*Exercise directions:* Begin at the line that holds "Parse this screenshot: output" and copy each line exactly until the data below ends, including that last line but no pictures.

╔══

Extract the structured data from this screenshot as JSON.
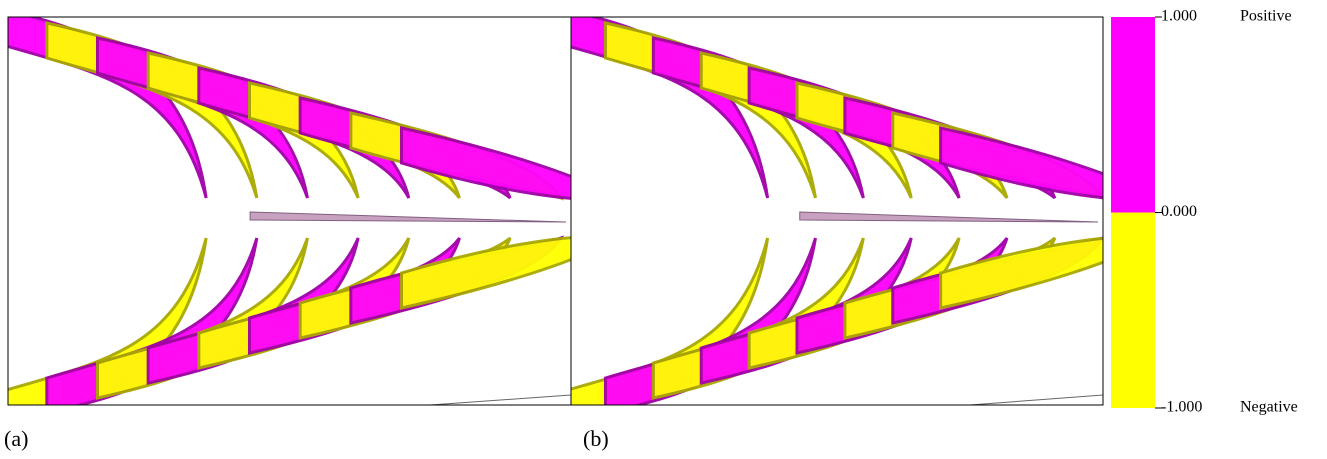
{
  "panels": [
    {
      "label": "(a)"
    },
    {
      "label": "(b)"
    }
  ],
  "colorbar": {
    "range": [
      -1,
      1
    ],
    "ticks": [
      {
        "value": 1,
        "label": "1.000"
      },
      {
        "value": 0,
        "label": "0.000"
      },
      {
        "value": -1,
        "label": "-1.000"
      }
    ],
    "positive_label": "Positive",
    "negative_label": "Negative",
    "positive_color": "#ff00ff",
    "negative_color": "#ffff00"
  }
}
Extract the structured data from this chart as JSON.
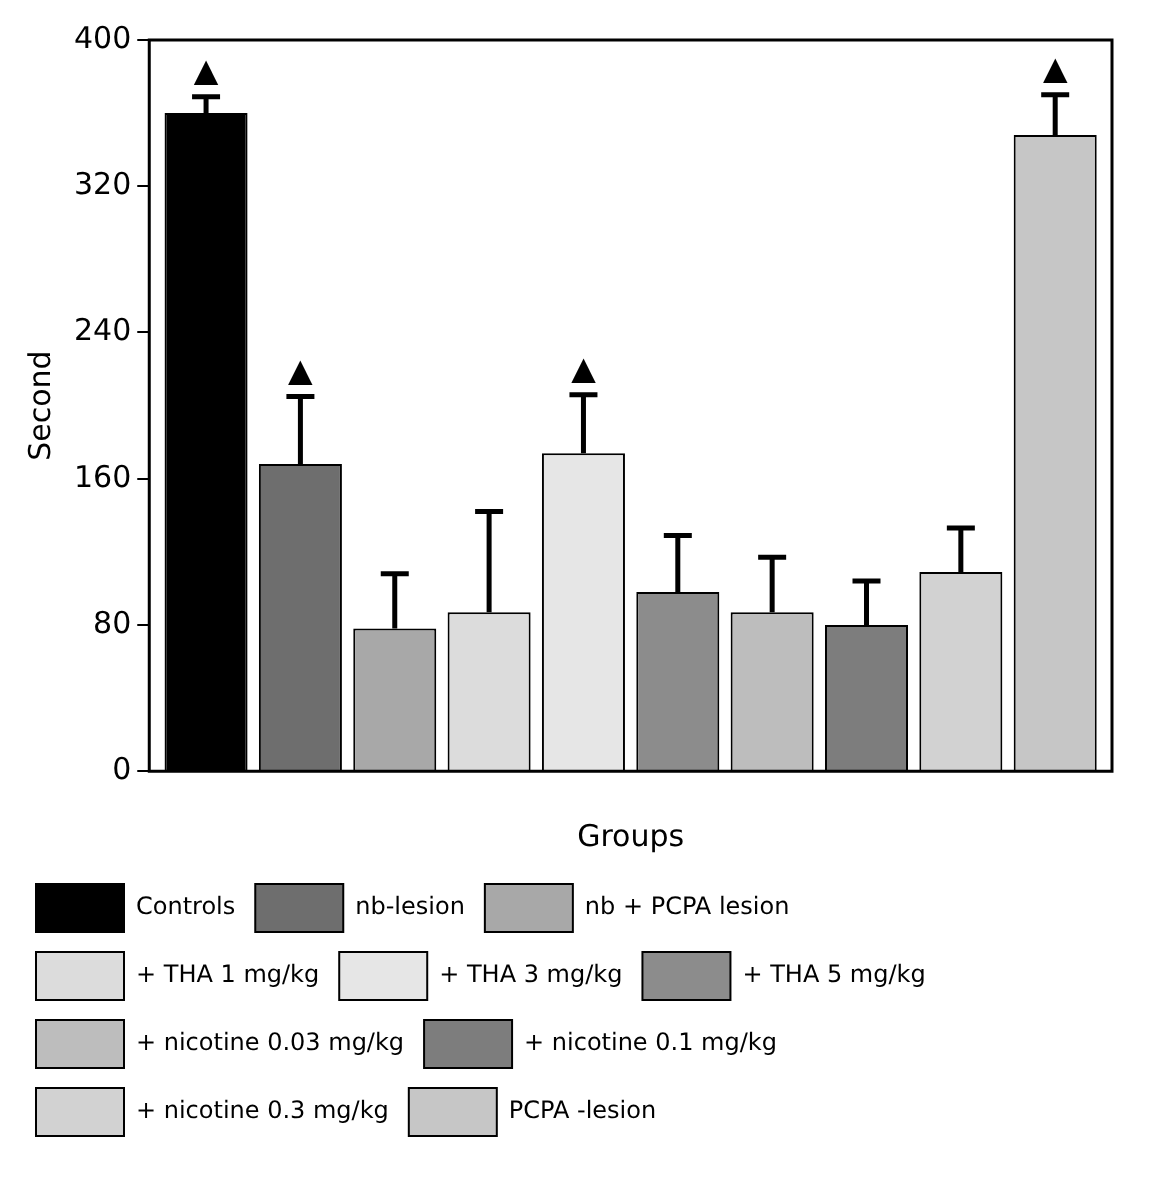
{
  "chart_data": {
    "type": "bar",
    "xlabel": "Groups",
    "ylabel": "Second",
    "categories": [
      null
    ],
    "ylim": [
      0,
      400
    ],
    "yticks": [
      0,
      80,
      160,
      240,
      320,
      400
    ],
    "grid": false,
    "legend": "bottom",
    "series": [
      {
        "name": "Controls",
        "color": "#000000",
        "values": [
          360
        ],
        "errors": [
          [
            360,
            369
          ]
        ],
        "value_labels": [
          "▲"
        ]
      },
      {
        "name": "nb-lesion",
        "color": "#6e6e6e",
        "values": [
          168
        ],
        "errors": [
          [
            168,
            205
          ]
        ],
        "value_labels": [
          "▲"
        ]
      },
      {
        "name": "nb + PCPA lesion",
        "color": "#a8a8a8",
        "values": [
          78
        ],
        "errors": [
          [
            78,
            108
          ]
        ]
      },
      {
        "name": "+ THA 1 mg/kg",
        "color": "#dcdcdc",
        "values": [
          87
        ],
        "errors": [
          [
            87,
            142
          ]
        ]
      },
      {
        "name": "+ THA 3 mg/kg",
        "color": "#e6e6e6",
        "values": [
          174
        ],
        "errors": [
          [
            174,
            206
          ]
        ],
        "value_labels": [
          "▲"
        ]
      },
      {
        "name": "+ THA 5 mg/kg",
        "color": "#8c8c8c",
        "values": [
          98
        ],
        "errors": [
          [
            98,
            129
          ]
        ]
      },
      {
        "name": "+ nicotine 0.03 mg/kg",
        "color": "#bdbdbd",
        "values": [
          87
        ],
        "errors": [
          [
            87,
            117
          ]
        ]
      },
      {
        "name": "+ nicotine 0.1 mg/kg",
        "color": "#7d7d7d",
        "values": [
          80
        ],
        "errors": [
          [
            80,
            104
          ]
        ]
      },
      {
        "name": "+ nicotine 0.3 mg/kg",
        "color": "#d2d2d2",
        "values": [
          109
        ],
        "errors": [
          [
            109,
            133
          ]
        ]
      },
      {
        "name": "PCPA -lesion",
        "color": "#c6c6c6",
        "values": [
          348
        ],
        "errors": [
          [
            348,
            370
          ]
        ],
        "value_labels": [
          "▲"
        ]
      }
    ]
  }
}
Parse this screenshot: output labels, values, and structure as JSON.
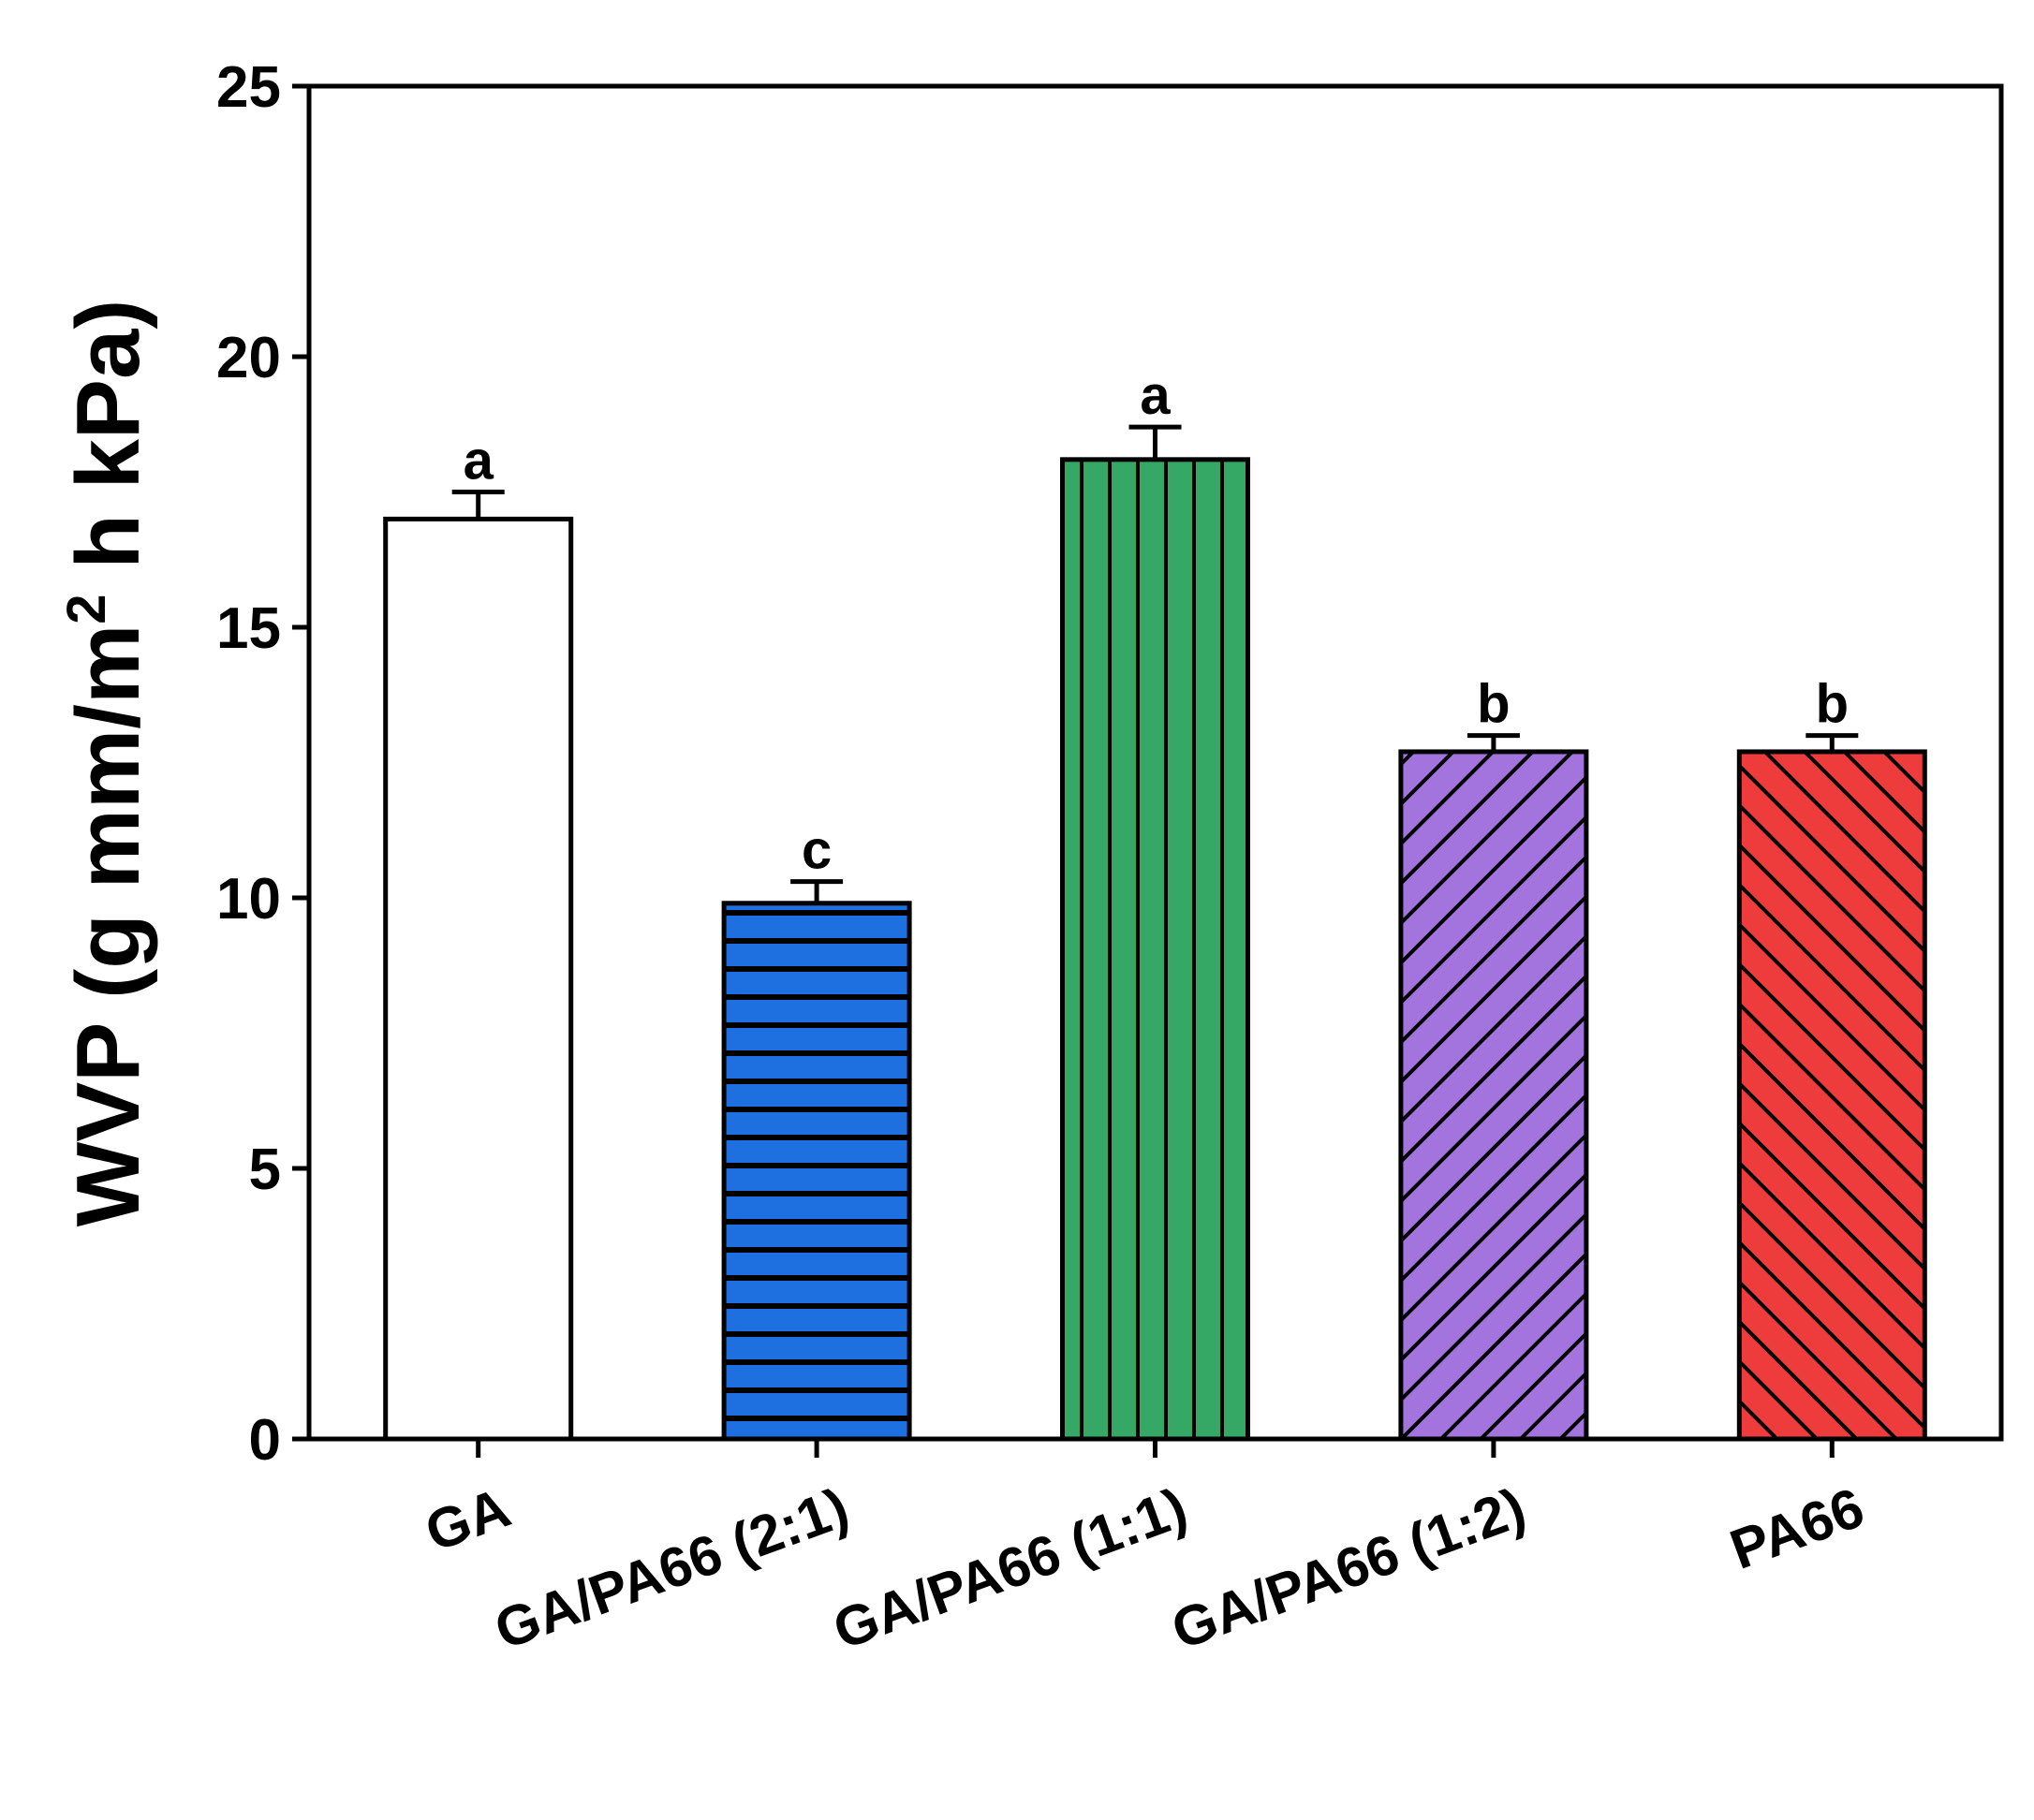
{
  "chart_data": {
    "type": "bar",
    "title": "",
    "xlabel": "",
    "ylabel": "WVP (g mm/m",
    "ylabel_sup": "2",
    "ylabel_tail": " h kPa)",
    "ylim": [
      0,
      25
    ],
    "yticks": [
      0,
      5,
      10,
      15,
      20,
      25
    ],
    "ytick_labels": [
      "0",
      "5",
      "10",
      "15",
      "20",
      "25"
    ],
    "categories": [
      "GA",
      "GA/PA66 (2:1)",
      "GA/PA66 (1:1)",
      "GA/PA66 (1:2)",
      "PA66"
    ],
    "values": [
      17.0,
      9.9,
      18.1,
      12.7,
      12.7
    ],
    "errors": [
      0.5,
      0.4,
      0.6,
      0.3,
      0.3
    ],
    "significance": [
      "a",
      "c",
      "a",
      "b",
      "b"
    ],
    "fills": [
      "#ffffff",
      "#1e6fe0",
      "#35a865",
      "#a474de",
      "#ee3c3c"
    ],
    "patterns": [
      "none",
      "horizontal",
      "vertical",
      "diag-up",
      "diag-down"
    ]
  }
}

╚══

*Worked solution:*
Parse this screenshot: output labels, values, and structure as JSON.
{
  "chart_data": {
    "type": "bar",
    "title": "",
    "xlabel": "",
    "ylabel": "WVP (g mm/m",
    "ylabel_sup": "2",
    "ylabel_tail": " h kPa)",
    "ylim": [
      0,
      25
    ],
    "yticks": [
      0,
      5,
      10,
      15,
      20,
      25
    ],
    "ytick_labels": [
      "0",
      "5",
      "10",
      "15",
      "20",
      "25"
    ],
    "categories": [
      "GA",
      "GA/PA66 (2:1)",
      "GA/PA66 (1:1)",
      "GA/PA66 (1:2)",
      "PA66"
    ],
    "values": [
      17.0,
      9.9,
      18.1,
      12.7,
      12.7
    ],
    "errors": [
      0.5,
      0.4,
      0.6,
      0.3,
      0.3
    ],
    "significance": [
      "a",
      "c",
      "a",
      "b",
      "b"
    ],
    "fills": [
      "#ffffff",
      "#1e6fe0",
      "#35a865",
      "#a474de",
      "#ee3c3c"
    ],
    "patterns": [
      "none",
      "horizontal",
      "vertical",
      "diag-up",
      "diag-down"
    ]
  }
}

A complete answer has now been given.